▸ WHAT YOU ARE ASKED TO DO
All lines holding the string "несоблюдения" are to be shown.

begin MATERIAL PROVIDED

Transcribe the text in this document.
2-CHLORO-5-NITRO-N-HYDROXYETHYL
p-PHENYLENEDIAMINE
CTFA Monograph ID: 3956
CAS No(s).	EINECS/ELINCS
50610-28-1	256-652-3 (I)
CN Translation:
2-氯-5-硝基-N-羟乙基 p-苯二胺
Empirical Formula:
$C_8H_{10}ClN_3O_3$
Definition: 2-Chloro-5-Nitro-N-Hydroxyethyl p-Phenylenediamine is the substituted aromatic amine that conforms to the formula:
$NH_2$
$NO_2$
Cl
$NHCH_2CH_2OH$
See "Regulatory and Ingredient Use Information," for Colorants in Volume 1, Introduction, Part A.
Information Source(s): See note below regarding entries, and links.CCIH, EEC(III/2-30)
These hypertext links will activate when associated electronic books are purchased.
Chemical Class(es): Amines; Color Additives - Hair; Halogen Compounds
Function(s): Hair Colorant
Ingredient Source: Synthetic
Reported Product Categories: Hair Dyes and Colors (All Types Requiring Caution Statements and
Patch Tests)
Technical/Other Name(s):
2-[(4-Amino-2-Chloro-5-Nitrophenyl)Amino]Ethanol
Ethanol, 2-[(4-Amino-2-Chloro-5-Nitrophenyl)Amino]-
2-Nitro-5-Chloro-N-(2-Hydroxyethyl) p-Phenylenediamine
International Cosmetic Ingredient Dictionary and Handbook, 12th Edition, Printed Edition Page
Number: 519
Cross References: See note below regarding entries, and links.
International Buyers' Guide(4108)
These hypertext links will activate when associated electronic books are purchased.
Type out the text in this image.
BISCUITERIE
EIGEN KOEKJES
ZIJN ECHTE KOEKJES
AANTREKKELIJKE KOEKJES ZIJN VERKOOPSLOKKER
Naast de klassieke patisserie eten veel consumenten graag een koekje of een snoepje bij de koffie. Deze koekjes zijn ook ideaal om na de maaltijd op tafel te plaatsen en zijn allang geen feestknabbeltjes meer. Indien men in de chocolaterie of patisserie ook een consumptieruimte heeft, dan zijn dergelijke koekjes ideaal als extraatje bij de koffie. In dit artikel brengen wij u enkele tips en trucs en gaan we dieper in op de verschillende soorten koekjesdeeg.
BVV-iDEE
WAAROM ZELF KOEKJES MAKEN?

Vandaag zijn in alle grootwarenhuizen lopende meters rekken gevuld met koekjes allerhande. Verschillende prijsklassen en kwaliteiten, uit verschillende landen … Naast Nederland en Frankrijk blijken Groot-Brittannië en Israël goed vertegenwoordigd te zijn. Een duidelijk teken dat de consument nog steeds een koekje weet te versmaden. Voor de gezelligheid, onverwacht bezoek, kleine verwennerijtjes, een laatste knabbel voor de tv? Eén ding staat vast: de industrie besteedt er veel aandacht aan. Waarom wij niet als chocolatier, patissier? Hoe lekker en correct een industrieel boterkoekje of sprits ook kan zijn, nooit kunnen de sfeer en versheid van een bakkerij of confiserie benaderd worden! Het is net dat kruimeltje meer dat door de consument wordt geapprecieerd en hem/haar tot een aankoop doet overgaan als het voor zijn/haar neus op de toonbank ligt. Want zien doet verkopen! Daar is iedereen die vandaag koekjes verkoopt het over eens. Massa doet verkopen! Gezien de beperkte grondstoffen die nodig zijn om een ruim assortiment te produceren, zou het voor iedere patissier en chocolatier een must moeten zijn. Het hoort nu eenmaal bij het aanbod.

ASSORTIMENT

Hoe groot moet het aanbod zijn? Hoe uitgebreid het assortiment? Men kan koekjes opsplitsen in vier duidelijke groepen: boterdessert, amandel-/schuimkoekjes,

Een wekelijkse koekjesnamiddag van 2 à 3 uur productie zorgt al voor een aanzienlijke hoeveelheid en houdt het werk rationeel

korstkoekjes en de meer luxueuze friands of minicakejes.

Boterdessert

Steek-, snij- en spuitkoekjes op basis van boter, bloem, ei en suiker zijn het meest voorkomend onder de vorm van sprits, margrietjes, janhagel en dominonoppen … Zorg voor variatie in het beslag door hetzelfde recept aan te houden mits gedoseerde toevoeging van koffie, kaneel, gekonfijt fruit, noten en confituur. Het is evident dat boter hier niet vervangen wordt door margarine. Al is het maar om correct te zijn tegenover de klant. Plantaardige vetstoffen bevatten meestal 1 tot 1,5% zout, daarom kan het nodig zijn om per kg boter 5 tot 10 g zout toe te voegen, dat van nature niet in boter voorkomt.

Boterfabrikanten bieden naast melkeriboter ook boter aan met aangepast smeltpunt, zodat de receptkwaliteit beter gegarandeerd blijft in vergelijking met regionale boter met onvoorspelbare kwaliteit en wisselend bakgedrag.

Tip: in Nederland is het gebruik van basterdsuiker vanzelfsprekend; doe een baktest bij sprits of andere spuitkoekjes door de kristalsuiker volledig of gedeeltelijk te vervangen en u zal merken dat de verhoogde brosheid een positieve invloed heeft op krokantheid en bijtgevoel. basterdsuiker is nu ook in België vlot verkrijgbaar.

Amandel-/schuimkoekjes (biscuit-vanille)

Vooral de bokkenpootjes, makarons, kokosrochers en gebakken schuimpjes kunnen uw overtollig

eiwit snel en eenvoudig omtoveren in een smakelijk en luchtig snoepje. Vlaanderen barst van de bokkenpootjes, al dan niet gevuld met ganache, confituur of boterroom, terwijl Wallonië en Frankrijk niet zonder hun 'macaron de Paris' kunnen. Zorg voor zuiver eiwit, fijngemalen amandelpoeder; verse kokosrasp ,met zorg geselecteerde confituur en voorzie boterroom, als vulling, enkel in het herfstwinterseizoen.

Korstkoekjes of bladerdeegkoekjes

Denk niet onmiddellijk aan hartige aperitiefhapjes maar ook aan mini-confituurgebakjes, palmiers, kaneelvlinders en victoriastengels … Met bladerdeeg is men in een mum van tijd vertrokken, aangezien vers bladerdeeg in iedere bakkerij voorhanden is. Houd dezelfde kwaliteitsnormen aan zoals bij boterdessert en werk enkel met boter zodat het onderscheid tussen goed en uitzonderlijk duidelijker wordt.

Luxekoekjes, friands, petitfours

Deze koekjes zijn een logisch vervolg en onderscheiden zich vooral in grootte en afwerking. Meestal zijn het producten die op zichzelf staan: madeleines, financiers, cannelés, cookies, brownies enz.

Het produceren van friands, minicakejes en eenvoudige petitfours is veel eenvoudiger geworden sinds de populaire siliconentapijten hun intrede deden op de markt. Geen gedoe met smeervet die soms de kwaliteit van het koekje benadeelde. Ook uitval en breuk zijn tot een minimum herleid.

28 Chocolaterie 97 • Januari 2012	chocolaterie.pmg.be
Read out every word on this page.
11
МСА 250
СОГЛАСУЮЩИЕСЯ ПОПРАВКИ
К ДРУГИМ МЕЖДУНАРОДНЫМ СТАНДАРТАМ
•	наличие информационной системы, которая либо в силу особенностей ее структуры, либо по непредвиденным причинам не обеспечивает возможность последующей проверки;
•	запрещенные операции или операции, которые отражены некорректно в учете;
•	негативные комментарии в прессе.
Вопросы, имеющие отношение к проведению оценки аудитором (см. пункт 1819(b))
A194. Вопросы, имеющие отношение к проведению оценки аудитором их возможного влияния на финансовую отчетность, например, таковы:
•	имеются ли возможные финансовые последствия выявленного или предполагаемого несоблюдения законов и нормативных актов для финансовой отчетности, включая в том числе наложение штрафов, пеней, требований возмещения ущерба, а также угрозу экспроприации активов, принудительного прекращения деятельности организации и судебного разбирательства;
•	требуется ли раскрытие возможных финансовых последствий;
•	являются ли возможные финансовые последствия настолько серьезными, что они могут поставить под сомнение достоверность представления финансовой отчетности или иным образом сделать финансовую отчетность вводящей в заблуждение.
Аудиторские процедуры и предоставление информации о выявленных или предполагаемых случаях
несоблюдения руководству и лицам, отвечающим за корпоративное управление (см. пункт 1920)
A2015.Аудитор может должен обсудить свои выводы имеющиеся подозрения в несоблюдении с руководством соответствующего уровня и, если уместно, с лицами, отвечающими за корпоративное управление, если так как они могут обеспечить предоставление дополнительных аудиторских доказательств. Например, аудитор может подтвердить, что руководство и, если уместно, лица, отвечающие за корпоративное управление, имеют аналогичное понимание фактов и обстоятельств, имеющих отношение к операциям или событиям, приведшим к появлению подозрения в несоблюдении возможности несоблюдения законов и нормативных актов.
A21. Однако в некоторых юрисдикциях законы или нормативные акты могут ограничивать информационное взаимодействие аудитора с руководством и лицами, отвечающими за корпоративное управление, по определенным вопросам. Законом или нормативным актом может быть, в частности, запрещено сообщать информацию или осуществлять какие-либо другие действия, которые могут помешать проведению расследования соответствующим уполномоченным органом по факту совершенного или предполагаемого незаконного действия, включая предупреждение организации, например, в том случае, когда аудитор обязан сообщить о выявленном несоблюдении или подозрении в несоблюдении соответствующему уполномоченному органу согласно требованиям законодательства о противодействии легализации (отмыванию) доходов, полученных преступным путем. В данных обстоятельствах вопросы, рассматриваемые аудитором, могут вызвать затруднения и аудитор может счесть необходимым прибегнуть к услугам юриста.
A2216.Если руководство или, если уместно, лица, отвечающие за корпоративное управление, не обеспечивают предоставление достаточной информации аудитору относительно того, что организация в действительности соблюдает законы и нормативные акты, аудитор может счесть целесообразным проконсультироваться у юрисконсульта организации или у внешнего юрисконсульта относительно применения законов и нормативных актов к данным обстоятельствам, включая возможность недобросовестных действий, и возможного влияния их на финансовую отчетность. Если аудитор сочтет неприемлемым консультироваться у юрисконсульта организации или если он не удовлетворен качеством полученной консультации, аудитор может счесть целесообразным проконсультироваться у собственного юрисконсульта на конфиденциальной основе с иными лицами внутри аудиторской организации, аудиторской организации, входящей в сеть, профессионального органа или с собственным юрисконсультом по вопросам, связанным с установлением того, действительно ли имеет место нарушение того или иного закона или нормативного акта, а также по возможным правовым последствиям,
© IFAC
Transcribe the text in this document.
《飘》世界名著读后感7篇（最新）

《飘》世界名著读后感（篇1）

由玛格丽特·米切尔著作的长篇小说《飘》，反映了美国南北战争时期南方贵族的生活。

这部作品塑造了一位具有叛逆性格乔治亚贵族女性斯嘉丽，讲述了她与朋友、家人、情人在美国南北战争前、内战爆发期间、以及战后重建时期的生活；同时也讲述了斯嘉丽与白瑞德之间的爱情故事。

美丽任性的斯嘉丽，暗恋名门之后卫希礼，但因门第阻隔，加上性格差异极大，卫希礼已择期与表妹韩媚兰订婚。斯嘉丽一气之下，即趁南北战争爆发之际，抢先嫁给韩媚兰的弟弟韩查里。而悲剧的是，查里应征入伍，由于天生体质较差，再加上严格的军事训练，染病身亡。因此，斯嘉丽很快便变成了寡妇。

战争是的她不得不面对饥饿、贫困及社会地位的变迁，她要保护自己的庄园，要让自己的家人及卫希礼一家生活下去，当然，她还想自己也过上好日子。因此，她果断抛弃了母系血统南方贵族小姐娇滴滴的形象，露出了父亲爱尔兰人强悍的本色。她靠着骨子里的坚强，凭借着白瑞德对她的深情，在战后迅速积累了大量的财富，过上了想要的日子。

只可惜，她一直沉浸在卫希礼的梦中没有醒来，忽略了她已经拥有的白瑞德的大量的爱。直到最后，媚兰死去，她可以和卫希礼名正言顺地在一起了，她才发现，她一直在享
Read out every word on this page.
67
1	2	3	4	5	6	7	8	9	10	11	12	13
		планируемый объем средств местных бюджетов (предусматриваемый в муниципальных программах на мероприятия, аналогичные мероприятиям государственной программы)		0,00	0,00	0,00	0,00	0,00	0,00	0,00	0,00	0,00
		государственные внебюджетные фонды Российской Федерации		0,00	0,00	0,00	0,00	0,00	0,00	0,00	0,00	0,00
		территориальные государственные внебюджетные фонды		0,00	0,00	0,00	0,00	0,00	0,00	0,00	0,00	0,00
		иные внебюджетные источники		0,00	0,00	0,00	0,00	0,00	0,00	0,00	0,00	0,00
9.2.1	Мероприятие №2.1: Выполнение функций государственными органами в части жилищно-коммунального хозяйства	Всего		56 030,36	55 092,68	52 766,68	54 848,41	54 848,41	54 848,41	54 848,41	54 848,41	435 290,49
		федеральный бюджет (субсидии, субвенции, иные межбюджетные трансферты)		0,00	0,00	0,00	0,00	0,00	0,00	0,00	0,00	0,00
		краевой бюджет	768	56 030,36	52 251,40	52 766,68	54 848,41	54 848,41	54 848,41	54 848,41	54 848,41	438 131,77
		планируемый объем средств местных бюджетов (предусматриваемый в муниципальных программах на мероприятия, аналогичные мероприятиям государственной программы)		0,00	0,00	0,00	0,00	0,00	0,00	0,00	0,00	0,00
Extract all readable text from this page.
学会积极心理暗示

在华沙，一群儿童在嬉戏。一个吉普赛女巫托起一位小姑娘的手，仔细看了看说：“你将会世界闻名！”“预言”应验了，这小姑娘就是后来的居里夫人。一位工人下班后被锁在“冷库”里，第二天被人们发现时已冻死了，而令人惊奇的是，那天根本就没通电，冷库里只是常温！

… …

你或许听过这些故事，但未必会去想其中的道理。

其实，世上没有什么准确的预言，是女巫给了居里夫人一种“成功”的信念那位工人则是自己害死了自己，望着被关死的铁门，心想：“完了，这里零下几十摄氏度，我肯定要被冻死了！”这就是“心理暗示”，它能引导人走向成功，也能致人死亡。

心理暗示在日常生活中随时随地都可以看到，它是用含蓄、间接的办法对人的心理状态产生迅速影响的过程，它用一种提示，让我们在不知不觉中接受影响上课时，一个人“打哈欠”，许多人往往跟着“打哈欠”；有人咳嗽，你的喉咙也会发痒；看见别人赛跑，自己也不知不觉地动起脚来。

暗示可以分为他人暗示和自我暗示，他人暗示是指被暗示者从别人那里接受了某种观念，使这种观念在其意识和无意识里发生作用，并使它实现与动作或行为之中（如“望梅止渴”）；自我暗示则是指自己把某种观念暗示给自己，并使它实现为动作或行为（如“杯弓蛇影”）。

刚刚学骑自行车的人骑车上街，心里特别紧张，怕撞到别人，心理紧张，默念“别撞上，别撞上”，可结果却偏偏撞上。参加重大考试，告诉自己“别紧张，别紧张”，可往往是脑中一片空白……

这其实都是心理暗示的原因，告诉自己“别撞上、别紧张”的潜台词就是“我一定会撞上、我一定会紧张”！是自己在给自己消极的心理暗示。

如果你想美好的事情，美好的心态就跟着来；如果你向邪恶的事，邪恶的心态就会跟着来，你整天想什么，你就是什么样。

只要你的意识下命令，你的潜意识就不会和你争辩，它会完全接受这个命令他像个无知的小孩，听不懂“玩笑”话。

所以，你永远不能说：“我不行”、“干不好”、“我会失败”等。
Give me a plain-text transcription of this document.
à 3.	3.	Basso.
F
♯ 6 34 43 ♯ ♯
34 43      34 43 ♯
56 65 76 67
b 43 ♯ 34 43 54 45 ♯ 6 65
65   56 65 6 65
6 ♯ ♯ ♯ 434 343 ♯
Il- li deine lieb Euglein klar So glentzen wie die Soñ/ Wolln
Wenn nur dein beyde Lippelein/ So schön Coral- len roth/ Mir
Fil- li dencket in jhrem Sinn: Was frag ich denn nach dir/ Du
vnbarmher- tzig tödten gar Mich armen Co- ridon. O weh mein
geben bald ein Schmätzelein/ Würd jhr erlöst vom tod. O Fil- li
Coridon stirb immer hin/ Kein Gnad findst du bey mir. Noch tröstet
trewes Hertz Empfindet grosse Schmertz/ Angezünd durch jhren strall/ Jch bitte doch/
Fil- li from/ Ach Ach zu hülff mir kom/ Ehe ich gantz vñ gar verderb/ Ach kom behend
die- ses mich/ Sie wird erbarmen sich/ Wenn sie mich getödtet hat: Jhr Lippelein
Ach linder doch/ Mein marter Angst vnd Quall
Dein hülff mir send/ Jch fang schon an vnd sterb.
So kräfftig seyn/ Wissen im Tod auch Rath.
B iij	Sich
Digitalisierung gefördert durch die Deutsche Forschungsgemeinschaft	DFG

end MATERIAL PROVIDED

▸ THE ANSWER
•	имеются ли возможные финансовые последствия выявленного или предполагаемого несоблюдения законов и нормативных актов для финансовой отчетности, включая в том числе наложение штрафов, пеней, требований возмещения ущерба, а также угрозу экспроприации активов, принудительного прекращения деятельности организации и судебного разбирательства;
несоблюдения руководству и лицам, отвечающим за корпоративное управление (см. пункт 1920)
A2015.Аудитор может должен обсудить свои выводы имеющиеся подозрения в несоблюдении с руководством соответствующего уровня и, если уместно, с лицами, отвечающими за корпоративное управление, если так как они могут обеспечить предоставление дополнительных аудиторских доказательств. Например, аудитор может подтвердить, что руководство и, если уместно, лица, отвечающие за корпоративное управление, имеют аналогичное понимание фактов и обстоятельств, имеющих отношение к операциям или событиям, приведшим к появлению подозрения в несоблюдении возможности несоблюдения законов и нормативных актов.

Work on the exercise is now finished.